▸ Exercise
Examine each line of the data. Copy those that contain the string "xlabel".

▸ Provided entries

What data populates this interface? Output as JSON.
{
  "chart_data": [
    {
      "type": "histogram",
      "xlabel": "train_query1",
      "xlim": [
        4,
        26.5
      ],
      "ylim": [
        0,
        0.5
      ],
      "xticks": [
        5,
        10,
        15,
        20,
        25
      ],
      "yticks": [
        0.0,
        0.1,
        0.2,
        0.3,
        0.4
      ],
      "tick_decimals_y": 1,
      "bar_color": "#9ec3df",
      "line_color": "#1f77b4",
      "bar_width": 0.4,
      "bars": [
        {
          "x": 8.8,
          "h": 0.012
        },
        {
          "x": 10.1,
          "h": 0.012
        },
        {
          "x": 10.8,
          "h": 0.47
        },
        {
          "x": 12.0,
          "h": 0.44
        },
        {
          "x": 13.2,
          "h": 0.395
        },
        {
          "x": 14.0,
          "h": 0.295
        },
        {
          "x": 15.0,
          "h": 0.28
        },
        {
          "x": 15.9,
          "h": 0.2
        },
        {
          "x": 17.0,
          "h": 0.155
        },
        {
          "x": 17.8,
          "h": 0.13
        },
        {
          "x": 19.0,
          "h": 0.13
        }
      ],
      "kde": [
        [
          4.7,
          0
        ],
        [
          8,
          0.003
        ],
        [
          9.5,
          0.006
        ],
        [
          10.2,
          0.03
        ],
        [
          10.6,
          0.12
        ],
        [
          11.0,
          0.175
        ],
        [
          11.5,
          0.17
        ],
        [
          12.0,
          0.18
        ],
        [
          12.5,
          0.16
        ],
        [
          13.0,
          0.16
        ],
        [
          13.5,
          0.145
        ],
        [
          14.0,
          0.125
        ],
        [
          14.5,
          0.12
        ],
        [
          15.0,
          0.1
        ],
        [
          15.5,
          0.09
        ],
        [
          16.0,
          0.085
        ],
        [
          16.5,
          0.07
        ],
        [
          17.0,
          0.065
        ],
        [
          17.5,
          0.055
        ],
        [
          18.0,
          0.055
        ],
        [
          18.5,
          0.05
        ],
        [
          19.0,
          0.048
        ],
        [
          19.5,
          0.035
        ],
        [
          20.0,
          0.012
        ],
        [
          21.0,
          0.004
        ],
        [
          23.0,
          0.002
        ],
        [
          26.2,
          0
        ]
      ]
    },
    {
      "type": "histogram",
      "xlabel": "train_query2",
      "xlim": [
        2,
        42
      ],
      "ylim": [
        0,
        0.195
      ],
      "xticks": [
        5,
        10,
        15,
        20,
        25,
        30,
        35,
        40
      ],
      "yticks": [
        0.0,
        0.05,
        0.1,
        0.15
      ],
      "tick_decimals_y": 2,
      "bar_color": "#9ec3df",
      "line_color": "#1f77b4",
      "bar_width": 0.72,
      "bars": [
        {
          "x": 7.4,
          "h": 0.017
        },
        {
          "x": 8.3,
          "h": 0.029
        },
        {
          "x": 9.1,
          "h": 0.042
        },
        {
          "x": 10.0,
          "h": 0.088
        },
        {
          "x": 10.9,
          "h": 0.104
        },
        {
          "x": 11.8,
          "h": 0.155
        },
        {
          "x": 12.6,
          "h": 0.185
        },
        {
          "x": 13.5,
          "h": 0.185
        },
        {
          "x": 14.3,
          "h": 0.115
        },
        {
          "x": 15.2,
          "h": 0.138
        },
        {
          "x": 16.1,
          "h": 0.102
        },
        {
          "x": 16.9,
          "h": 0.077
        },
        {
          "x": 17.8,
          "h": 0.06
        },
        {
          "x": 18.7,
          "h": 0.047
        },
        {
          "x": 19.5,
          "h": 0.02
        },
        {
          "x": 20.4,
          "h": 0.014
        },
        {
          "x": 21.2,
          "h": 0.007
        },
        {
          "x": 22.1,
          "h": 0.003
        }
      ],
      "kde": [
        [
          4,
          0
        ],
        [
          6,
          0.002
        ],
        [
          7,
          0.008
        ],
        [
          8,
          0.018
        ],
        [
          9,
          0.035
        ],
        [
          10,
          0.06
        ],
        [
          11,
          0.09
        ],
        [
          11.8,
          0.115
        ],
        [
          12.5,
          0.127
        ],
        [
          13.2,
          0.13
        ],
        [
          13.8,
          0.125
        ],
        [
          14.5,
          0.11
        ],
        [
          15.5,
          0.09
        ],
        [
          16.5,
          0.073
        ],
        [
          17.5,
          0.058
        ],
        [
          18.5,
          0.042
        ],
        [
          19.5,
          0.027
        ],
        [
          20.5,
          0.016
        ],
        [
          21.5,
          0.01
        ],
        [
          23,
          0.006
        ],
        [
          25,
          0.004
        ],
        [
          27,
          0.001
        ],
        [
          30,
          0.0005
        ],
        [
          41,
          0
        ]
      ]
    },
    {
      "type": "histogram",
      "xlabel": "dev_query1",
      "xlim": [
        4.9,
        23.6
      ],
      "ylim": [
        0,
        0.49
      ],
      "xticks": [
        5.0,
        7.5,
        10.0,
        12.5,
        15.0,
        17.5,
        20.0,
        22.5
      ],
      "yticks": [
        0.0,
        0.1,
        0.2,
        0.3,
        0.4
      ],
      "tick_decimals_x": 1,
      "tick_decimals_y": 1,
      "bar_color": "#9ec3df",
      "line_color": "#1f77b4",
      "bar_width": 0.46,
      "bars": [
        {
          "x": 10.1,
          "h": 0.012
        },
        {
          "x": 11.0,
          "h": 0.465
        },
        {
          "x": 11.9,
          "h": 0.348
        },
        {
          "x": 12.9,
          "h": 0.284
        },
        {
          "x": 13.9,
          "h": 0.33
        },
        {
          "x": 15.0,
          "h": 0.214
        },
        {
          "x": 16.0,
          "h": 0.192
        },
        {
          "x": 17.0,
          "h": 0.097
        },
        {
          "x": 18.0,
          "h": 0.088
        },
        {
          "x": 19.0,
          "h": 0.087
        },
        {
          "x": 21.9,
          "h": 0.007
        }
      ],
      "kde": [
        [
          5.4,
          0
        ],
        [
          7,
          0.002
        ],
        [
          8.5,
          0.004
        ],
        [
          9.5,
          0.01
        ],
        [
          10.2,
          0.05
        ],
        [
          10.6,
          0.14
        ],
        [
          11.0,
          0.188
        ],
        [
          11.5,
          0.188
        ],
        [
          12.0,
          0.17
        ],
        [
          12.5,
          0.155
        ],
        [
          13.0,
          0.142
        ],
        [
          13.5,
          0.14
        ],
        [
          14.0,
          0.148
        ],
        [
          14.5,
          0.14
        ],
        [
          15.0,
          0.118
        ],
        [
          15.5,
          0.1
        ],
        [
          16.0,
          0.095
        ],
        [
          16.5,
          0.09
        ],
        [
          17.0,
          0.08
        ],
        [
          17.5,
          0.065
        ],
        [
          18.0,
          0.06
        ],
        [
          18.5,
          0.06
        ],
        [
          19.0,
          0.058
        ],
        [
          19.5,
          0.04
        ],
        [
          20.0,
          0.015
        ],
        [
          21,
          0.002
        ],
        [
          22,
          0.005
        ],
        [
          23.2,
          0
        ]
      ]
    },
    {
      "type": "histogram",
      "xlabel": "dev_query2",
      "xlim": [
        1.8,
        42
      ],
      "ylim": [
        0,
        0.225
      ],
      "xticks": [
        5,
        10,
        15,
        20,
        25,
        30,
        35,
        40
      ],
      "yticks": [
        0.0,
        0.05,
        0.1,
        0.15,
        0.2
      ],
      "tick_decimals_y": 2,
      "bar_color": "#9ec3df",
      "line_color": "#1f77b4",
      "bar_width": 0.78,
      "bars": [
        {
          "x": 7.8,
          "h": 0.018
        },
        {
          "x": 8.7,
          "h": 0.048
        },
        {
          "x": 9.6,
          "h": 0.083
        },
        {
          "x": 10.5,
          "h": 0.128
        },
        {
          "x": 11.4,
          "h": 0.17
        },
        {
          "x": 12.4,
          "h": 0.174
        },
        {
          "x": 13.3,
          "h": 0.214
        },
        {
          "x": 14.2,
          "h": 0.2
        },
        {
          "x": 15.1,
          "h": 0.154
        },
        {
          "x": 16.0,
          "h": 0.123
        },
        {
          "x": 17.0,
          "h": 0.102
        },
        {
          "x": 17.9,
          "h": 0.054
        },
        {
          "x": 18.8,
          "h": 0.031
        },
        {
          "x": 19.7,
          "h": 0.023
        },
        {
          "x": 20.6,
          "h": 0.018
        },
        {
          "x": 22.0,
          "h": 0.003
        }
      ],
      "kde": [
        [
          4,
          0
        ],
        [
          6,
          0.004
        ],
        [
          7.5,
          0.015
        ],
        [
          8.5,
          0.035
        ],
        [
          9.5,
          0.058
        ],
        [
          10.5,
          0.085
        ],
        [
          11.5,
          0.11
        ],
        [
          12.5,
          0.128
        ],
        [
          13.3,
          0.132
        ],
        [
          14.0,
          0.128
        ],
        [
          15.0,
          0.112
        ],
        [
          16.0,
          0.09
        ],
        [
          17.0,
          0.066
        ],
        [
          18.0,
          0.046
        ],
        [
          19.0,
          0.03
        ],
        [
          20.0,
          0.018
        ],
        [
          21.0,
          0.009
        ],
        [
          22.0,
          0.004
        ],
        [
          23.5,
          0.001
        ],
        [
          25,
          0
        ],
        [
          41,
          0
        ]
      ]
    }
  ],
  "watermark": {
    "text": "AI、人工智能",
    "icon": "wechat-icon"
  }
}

▸ Final result
      "xlabel": "train_query1",
      "xlabel": "train_query2",
      "xlabel": "dev_query1",
      "xlabel": "dev_query2",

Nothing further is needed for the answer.